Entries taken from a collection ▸
╭──
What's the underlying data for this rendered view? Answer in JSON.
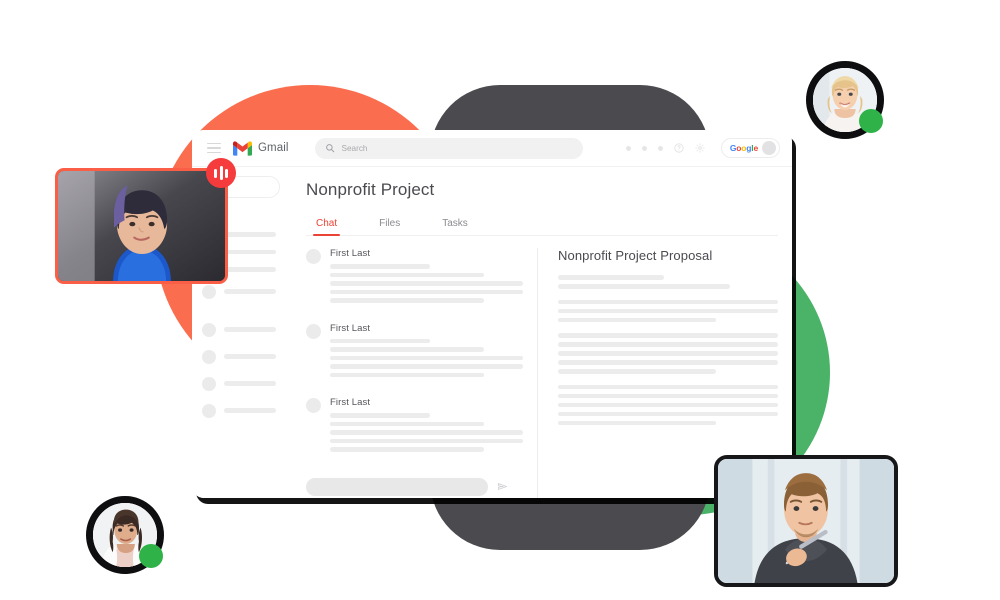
{
  "colors": {
    "coral": "#FB6D4F",
    "green": "#4AB368",
    "charcoal": "#4A4A4F",
    "accent_red": "#EA4335",
    "online_green": "#2FB348",
    "speaking_red": "#F53B3B",
    "skeleton_gray": "#ECECEC"
  },
  "window": {
    "header": {
      "menu_icon": "hamburger-icon",
      "brand": "Gmail",
      "brand_logo_icon": "gmail-m-logo-icon",
      "search": {
        "icon": "search-icon",
        "placeholder": "Search",
        "value": ""
      },
      "dots": [
        "dot-1",
        "dot-2",
        "dot-3"
      ],
      "help_icon": "help-circle-icon",
      "settings_icon": "gear-icon",
      "google_badge": {
        "word": "Google",
        "letters": [
          "G",
          "o",
          "o",
          "g",
          "l",
          "e"
        ],
        "avatar_icon": "account-avatar-icon"
      }
    },
    "sidebar": {
      "compose_label": "",
      "nav_lines": 4,
      "contact_rows": 5
    },
    "page_title": "Nonprofit Project",
    "tabs": [
      {
        "label": "Chat",
        "active": true
      },
      {
        "label": "Files",
        "active": false
      },
      {
        "label": "Tasks",
        "active": false
      }
    ],
    "chat": {
      "messages": [
        {
          "name": "First Last",
          "avatar_icon": "contact-avatar-icon",
          "line_widths": [
            "52%",
            "80%",
            "100%",
            "100%",
            "80%"
          ]
        },
        {
          "name": "First Last",
          "avatar_icon": "contact-avatar-icon",
          "line_widths": [
            "52%",
            "80%",
            "100%",
            "100%",
            "80%"
          ]
        },
        {
          "name": "First Last",
          "avatar_icon": "contact-avatar-icon",
          "line_widths": [
            "52%",
            "80%",
            "100%",
            "100%",
            "80%"
          ]
        }
      ],
      "composer": {
        "placeholder": "",
        "value": "",
        "send_icon": "send-paper-plane-icon"
      }
    },
    "document": {
      "title": "Nonprofit Project Proposal",
      "paragraphs": [
        [
          "48%",
          "78%"
        ],
        [
          "100%",
          "100%",
          "72%"
        ],
        [
          "100%",
          "100%",
          "100%",
          "100%",
          "72%"
        ],
        [
          "100%",
          "100%",
          "100%",
          "100%",
          "72%"
        ]
      ]
    }
  },
  "video_tiles": [
    {
      "id": "tile-left",
      "participant_icon": "video-participant-icon",
      "border_color": "#FB5E46",
      "speaking_badge": {
        "icon": "audio-bars-icon",
        "color": "#F53B3B"
      }
    },
    {
      "id": "tile-right",
      "participant_icon": "video-participant-icon",
      "border_color": "#17171A"
    }
  ],
  "participant_avatars": [
    {
      "id": "avatar-top-right",
      "photo_icon": "participant-photo-icon",
      "status": "online",
      "status_color": "#2FB348"
    },
    {
      "id": "avatar-bottom-left",
      "photo_icon": "participant-photo-icon",
      "status": "online",
      "status_color": "#2FB348"
    }
  ]
}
╰──
Copy out every line of the material above exactly, skipping the pictures.

What's the underlying data for this rendered view? Answer in JSON.
{
  "colors": {
    "coral": "#FB6D4F",
    "green": "#4AB368",
    "charcoal": "#4A4A4F",
    "accent_red": "#EA4335",
    "online_green": "#2FB348",
    "speaking_red": "#F53B3B",
    "skeleton_gray": "#ECECEC"
  },
  "window": {
    "header": {
      "menu_icon": "hamburger-icon",
      "brand": "Gmail",
      "brand_logo_icon": "gmail-m-logo-icon",
      "search": {
        "icon": "search-icon",
        "placeholder": "Search",
        "value": ""
      },
      "dots": [
        "dot-1",
        "dot-2",
        "dot-3"
      ],
      "help_icon": "help-circle-icon",
      "settings_icon": "gear-icon",
      "google_badge": {
        "word": "Google",
        "letters": [
          "G",
          "o",
          "o",
          "g",
          "l",
          "e"
        ],
        "avatar_icon": "account-avatar-icon"
      }
    },
    "sidebar": {
      "compose_label": "",
      "nav_lines": 4,
      "contact_rows": 5
    },
    "page_title": "Nonprofit Project",
    "tabs": [
      {
        "label": "Chat",
        "active": true
      },
      {
        "label": "Files",
        "active": false
      },
      {
        "label": "Tasks",
        "active": false
      }
    ],
    "chat": {
      "messages": [
        {
          "name": "First Last",
          "avatar_icon": "contact-avatar-icon",
          "line_widths": [
            "52%",
            "80%",
            "100%",
            "100%",
            "80%"
          ]
        },
        {
          "name": "First Last",
          "avatar_icon": "contact-avatar-icon",
          "line_widths": [
            "52%",
            "80%",
            "100%",
            "100%",
            "80%"
          ]
        },
        {
          "name": "First Last",
          "avatar_icon": "contact-avatar-icon",
          "line_widths": [
            "52%",
            "80%",
            "100%",
            "100%",
            "80%"
          ]
        }
      ],
      "composer": {
        "placeholder": "",
        "value": "",
        "send_icon": "send-paper-plane-icon"
      }
    },
    "document": {
      "title": "Nonprofit Project Proposal",
      "paragraphs": [
        [
          "48%",
          "78%"
        ],
        [
          "100%",
          "100%",
          "72%"
        ],
        [
          "100%",
          "100%",
          "100%",
          "100%",
          "72%"
        ],
        [
          "100%",
          "100%",
          "100%",
          "100%",
          "72%"
        ]
      ]
    }
  },
  "video_tiles": [
    {
      "id": "tile-left",
      "participant_icon": "video-participant-icon",
      "border_color": "#FB5E46",
      "speaking_badge": {
        "icon": "audio-bars-icon",
        "color": "#F53B3B"
      }
    },
    {
      "id": "tile-right",
      "participant_icon": "video-participant-icon",
      "border_color": "#17171A"
    }
  ],
  "participant_avatars": [
    {
      "id": "avatar-top-right",
      "photo_icon": "participant-photo-icon",
      "status": "online",
      "status_color": "#2FB348"
    },
    {
      "id": "avatar-bottom-left",
      "photo_icon": "participant-photo-icon",
      "status": "online",
      "status_color": "#2FB348"
    }
  ]
}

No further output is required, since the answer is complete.